**What the task requires**. Collect each line containing "Voskanyan".

====== Material for the task

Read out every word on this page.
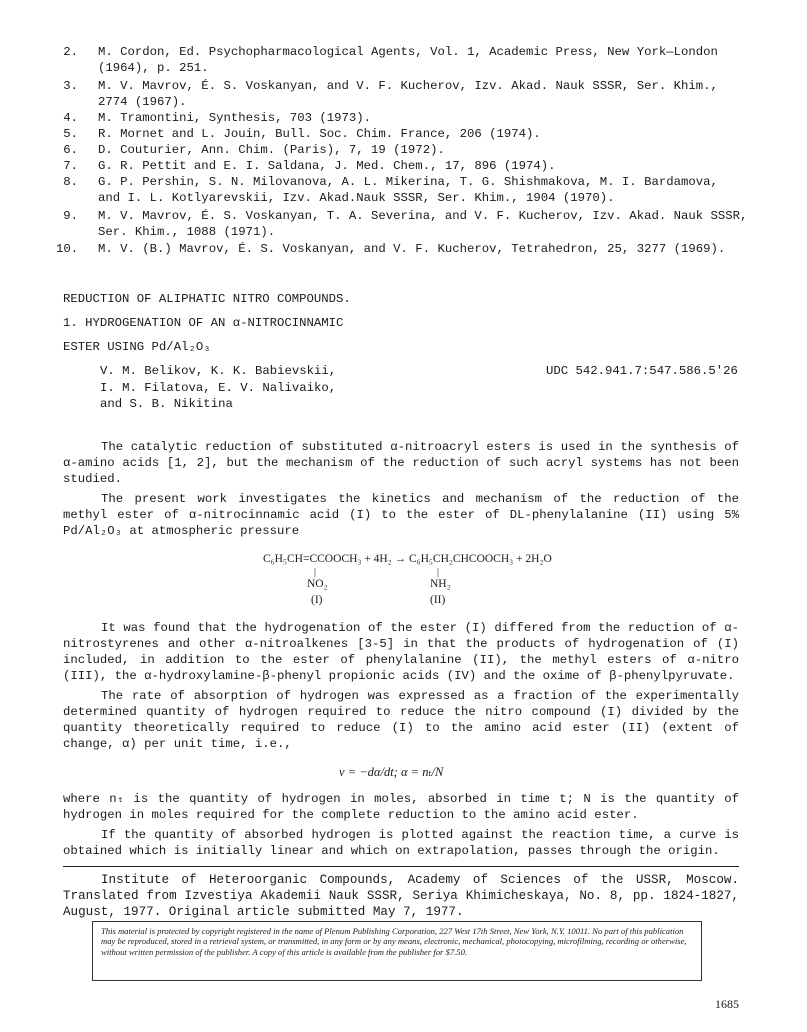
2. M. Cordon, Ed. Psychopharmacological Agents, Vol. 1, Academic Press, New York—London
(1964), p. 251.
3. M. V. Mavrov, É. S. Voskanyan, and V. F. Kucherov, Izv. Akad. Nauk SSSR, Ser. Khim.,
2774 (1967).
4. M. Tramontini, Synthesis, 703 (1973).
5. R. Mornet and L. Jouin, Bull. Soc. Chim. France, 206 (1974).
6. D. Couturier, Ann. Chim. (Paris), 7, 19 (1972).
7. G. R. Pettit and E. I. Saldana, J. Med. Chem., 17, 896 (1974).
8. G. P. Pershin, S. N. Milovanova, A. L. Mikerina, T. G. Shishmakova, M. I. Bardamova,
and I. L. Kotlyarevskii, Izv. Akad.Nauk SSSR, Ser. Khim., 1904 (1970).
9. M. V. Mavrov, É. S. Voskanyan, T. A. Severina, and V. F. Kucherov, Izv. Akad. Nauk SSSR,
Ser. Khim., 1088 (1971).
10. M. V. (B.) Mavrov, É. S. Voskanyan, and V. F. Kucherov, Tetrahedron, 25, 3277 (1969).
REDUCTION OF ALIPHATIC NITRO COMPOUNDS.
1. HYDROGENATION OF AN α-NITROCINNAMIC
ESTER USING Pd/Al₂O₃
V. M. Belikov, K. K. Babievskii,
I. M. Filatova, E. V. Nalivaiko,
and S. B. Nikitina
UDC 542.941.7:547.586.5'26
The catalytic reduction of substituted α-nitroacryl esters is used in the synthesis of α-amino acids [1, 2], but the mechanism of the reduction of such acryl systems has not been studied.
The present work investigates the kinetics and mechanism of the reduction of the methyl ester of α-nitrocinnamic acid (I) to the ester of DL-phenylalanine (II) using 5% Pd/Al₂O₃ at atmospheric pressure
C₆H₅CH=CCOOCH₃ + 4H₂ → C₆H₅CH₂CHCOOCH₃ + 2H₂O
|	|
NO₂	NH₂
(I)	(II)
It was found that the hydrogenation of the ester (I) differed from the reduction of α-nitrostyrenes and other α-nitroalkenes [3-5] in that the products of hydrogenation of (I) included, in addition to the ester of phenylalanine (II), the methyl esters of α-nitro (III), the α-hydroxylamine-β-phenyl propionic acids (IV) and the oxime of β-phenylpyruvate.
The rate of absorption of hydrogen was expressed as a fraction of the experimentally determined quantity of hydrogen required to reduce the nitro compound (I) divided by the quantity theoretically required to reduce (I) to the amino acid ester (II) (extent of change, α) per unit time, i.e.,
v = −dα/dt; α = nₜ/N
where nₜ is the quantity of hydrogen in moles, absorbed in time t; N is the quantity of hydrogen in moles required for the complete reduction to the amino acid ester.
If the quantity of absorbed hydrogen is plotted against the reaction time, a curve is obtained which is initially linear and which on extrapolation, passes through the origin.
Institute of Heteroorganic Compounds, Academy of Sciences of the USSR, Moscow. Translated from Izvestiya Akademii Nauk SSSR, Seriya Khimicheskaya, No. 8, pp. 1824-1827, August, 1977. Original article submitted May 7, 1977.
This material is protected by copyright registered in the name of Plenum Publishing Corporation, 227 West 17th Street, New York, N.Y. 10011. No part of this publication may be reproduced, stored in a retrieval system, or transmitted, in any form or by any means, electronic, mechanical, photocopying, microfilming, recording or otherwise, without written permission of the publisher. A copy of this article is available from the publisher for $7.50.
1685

============

**The result**.
3. M. V. Mavrov, É. S. Voskanyan, and V. F. Kucherov, Izv. Akad. Nauk SSSR, Ser. Khim.,
9. M. V. Mavrov, É. S. Voskanyan, T. A. Severina, and V. F. Kucherov, Izv. Akad. Nauk SSSR,
10. M. V. (B.) Mavrov, É. S. Voskanyan, and V. F. Kucherov, Tetrahedron, 25, 3277 (1969).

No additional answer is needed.